--- START DATASET EXTRACT ---

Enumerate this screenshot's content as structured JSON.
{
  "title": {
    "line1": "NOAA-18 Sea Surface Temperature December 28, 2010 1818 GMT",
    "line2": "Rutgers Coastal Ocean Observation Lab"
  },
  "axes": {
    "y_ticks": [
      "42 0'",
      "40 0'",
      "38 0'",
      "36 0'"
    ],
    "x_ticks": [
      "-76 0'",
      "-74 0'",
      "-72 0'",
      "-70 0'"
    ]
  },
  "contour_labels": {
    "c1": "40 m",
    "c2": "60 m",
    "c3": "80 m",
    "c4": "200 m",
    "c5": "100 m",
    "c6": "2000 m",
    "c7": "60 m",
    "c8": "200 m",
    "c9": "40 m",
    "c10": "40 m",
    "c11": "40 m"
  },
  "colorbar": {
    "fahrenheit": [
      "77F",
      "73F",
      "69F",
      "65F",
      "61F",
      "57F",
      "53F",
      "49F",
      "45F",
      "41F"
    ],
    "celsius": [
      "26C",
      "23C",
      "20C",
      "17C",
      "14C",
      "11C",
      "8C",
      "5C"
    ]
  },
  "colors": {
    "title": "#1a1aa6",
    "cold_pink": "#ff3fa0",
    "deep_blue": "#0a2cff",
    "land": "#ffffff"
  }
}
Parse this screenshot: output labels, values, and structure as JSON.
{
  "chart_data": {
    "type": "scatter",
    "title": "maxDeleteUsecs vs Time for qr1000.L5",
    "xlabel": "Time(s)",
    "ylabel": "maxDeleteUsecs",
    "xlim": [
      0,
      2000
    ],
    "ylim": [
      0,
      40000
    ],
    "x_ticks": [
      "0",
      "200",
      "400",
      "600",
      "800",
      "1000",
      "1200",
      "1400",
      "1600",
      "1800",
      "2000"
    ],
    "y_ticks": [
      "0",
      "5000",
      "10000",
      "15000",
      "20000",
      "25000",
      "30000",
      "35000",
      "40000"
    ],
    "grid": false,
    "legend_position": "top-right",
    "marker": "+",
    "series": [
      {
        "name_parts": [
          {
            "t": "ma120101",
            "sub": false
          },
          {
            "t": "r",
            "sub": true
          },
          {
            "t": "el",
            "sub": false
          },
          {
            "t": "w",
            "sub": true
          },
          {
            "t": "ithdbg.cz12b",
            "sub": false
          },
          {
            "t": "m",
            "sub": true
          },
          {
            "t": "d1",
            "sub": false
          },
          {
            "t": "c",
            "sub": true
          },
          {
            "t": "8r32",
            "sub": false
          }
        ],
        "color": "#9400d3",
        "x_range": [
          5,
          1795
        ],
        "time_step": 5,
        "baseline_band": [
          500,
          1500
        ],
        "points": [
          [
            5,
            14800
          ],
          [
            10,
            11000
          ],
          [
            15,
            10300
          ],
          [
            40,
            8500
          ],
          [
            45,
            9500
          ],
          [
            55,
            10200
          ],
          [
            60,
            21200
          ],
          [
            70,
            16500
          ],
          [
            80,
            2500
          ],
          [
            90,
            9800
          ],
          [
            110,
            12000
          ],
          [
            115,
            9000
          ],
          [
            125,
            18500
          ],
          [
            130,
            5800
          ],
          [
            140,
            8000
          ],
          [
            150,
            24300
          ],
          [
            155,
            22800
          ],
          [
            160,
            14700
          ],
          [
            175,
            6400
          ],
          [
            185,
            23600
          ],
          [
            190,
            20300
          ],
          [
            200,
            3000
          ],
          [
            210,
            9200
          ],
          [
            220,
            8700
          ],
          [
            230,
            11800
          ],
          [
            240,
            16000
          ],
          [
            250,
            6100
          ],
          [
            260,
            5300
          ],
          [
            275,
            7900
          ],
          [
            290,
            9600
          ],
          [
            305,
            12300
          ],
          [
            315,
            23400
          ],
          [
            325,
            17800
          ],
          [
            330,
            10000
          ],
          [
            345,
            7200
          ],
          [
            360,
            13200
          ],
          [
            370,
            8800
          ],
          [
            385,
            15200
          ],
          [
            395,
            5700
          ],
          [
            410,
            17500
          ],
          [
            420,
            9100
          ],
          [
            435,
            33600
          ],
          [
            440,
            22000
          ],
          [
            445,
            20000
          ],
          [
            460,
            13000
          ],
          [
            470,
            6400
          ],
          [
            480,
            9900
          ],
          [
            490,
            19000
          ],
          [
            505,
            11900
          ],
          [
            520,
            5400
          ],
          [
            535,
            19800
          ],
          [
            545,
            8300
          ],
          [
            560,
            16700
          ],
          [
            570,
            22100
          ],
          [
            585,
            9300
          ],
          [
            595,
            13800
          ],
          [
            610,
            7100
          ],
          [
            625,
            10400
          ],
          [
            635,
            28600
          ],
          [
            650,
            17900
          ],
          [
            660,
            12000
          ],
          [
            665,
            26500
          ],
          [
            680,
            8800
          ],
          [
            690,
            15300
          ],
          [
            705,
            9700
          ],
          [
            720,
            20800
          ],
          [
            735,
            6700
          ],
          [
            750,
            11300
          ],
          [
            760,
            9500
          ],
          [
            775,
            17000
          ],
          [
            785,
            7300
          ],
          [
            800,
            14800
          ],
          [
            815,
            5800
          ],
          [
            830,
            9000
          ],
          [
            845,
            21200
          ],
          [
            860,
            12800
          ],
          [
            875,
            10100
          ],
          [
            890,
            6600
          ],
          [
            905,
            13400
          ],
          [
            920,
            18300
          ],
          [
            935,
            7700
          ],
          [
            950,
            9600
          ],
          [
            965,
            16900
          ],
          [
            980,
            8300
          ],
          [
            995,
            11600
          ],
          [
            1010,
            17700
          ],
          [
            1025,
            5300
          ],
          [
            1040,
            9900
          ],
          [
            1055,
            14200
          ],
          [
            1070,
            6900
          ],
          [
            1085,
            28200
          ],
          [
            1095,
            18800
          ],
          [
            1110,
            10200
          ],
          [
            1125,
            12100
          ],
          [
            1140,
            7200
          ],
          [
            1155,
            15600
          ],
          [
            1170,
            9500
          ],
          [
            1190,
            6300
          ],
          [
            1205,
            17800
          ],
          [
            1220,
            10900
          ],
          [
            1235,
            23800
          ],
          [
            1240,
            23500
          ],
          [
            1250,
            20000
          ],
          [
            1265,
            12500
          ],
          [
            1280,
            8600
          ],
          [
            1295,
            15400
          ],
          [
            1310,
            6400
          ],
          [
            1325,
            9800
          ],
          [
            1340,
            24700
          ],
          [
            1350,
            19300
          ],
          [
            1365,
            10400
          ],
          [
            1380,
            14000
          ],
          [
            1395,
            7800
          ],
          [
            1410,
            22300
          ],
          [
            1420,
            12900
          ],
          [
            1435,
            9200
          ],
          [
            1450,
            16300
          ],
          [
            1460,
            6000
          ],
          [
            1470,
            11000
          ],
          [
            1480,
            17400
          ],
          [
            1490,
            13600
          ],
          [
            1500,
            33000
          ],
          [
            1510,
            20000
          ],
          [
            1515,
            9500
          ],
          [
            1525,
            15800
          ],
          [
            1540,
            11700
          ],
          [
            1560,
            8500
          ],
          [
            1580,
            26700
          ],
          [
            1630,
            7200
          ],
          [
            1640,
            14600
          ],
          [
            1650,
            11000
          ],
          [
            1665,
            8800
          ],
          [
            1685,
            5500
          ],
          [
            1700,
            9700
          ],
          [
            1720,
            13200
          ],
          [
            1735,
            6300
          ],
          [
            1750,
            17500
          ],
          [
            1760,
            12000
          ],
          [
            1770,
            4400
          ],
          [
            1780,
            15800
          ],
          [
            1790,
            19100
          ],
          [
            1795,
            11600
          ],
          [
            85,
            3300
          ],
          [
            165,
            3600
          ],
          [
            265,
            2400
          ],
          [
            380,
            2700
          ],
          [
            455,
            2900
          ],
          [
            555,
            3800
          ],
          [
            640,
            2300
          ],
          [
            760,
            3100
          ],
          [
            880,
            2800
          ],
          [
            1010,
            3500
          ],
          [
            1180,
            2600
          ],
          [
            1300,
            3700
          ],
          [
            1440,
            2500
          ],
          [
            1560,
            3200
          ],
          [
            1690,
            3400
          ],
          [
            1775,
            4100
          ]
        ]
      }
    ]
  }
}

--- END DATASET EXTRACT ---

Copy out every line of the listing that includes the string "this".

Enumerate this screenshot's content as structured JSON.
Parse this screenshot: output labels, values, and structure as JSON.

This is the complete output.